• **REQUIREMENTS**:
Scan the records and identify every line in which the string "fill" occurs, then return those lines.

• **LISTED ENTRIES**:
►

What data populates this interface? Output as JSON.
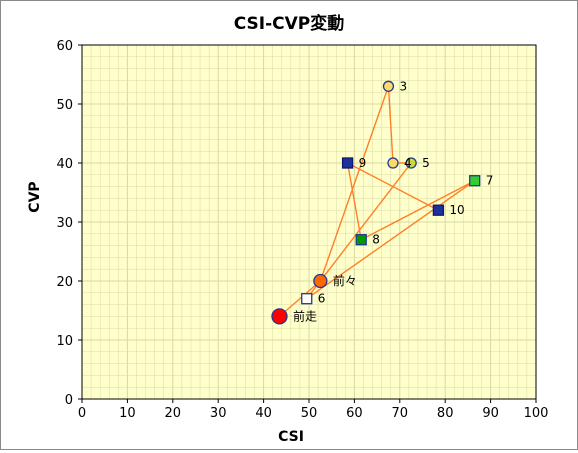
{
  "chart_data": {
    "type": "scatter",
    "title": "CSI-CVP変動",
    "xlabel": "CSI",
    "ylabel": "CVP",
    "xlim": [
      0,
      100
    ],
    "ylim": [
      0,
      60
    ],
    "xticks": [
      0,
      10,
      20,
      30,
      40,
      50,
      60,
      70,
      80,
      90,
      100
    ],
    "yticks": [
      0,
      10,
      20,
      30,
      40,
      50,
      60
    ],
    "grid": true,
    "plot_background": "#ffffcc",
    "gridline_color": "#d9d9a3",
    "line_color": "#ff7f27",
    "sequence": [
      "10",
      "9",
      "8",
      "7",
      "6",
      "5",
      "4",
      "3",
      "前々",
      "前走"
    ],
    "points": [
      {
        "label": "3",
        "x": 67.5,
        "y": 53,
        "marker": "circle",
        "fill": "#ffd966",
        "stroke": "#1f3a93",
        "size": "small"
      },
      {
        "label": "4",
        "x": 68.5,
        "y": 40,
        "marker": "circle",
        "fill": "#ffd966",
        "stroke": "#1f3a93",
        "size": "small"
      },
      {
        "label": "5",
        "x": 72.5,
        "y": 40,
        "marker": "circle",
        "fill": "#c9d93b",
        "stroke": "#1f3a93",
        "size": "small"
      },
      {
        "label": "6",
        "x": 49.5,
        "y": 17,
        "marker": "square",
        "fill": "#ffffff",
        "stroke": "#1f3a93",
        "size": "small"
      },
      {
        "label": "7",
        "x": 86.5,
        "y": 37,
        "marker": "square",
        "fill": "#33cc33",
        "stroke": "#1f3a93",
        "size": "small"
      },
      {
        "label": "8",
        "x": 61.5,
        "y": 27,
        "marker": "square",
        "fill": "#009900",
        "stroke": "#1f3a93",
        "size": "small"
      },
      {
        "label": "9",
        "x": 58.5,
        "y": 40,
        "marker": "square",
        "fill": "#1f2f9c",
        "stroke": "#0a1a6e",
        "size": "small"
      },
      {
        "label": "10",
        "x": 78.5,
        "y": 32,
        "marker": "square",
        "fill": "#1f2f9c",
        "stroke": "#0a1a6e",
        "size": "small"
      },
      {
        "label": "前々",
        "x": 52.5,
        "y": 20,
        "marker": "circle",
        "fill": "#ff6600",
        "stroke": "#1f3a93",
        "size": "medium"
      },
      {
        "label": "前走",
        "x": 43.5,
        "y": 14,
        "marker": "circle",
        "fill": "#ff0000",
        "stroke": "#1f3a93",
        "size": "large"
      }
    ]
  }
}
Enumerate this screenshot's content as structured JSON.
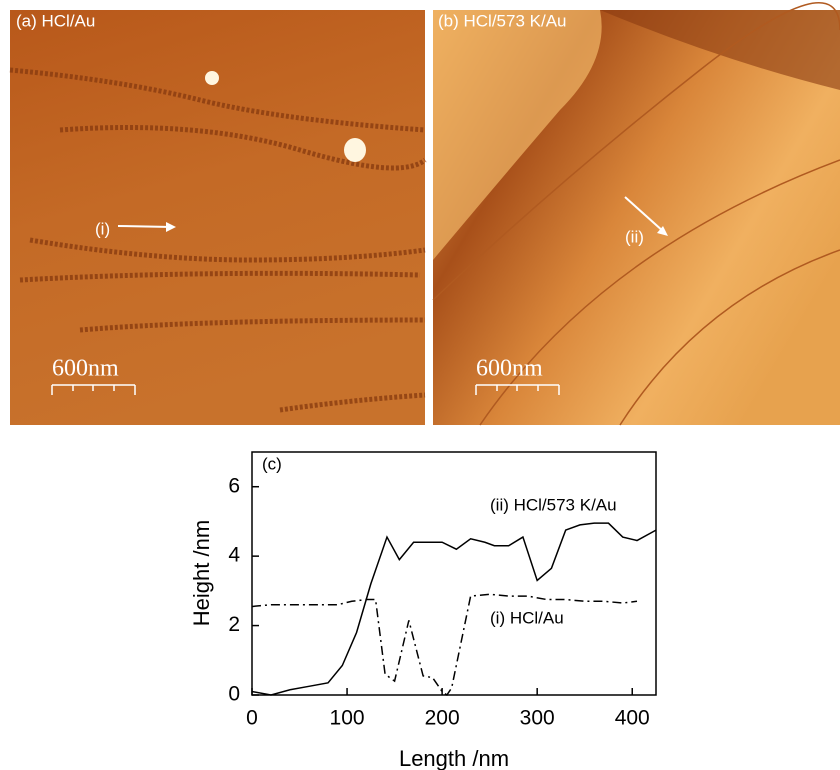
{
  "panels": [
    {
      "label": "(a) HCl/Au",
      "marker": "(i)",
      "scale": "600nm"
    },
    {
      "label": "(b) HCl/573 K/Au",
      "marker": "(ii)",
      "scale": "600nm"
    }
  ],
  "chart_data": {
    "type": "line",
    "panel_label": "(c)",
    "x_label": "Length /nm",
    "y_label": "Height /nm",
    "xlim": [
      0,
      425
    ],
    "ylim": [
      0,
      7
    ],
    "xticks": [
      0,
      100,
      200,
      300,
      400
    ],
    "yticks": [
      0,
      2,
      4,
      6
    ],
    "series": [
      {
        "name": "(ii) HCl/573 K/Au",
        "color": "#000000",
        "dash": "solid",
        "x": [
          0,
          20,
          40,
          60,
          80,
          95,
          110,
          125,
          142,
          155,
          170,
          185,
          200,
          215,
          230,
          245,
          255,
          270,
          285,
          300,
          315,
          330,
          345,
          360,
          375,
          390,
          405,
          425
        ],
        "values": [
          0.1,
          0,
          0.15,
          0.25,
          0.35,
          0.85,
          1.8,
          3.2,
          4.55,
          3.9,
          4.4,
          4.4,
          4.4,
          4.2,
          4.5,
          4.4,
          4.3,
          4.3,
          4.55,
          3.3,
          3.65,
          4.75,
          4.9,
          4.95,
          4.95,
          4.55,
          4.45,
          4.75
        ]
      },
      {
        "name": "(i) HCl/Au",
        "color": "#000000",
        "dash": "dash-dot",
        "x": [
          0,
          20,
          40,
          60,
          80,
          90,
          105,
          120,
          130,
          140,
          150,
          165,
          180,
          190,
          200,
          205,
          210,
          230,
          250,
          270,
          290,
          310,
          330,
          350,
          370,
          390,
          405
        ],
        "values": [
          2.55,
          2.6,
          2.6,
          2.6,
          2.6,
          2.6,
          2.7,
          2.75,
          2.75,
          0.6,
          0.4,
          2.15,
          0.55,
          0.5,
          0.1,
          0,
          0.2,
          2.85,
          2.9,
          2.85,
          2.85,
          2.75,
          2.75,
          2.7,
          2.7,
          2.65,
          2.7
        ]
      }
    ]
  }
}
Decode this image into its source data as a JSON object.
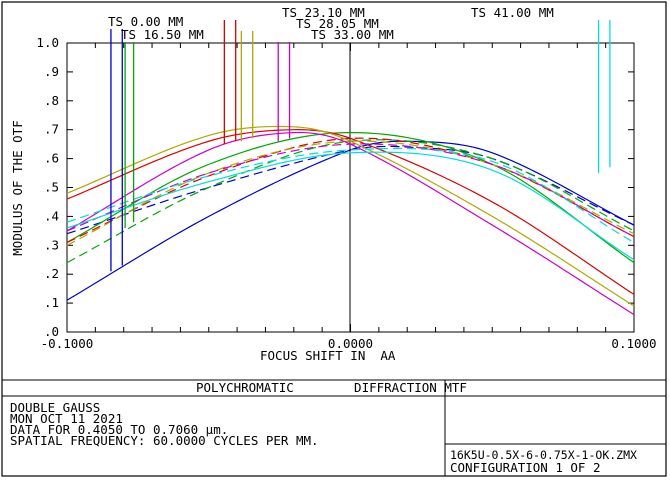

◄

• **RESPONSE BELOW**:
        "fill": "#ffd966",
        "fill": "#ffd966",
        "fill": "#c9d93b",
        "fill": "#ffffff",
        "fill": "#33cc33",
        "fill": "#009900",
        "fill": "#1f2f9c",
        "fill": "#1f2f9c",
        "fill": "#ff6600",
        "fill": "#ff0000",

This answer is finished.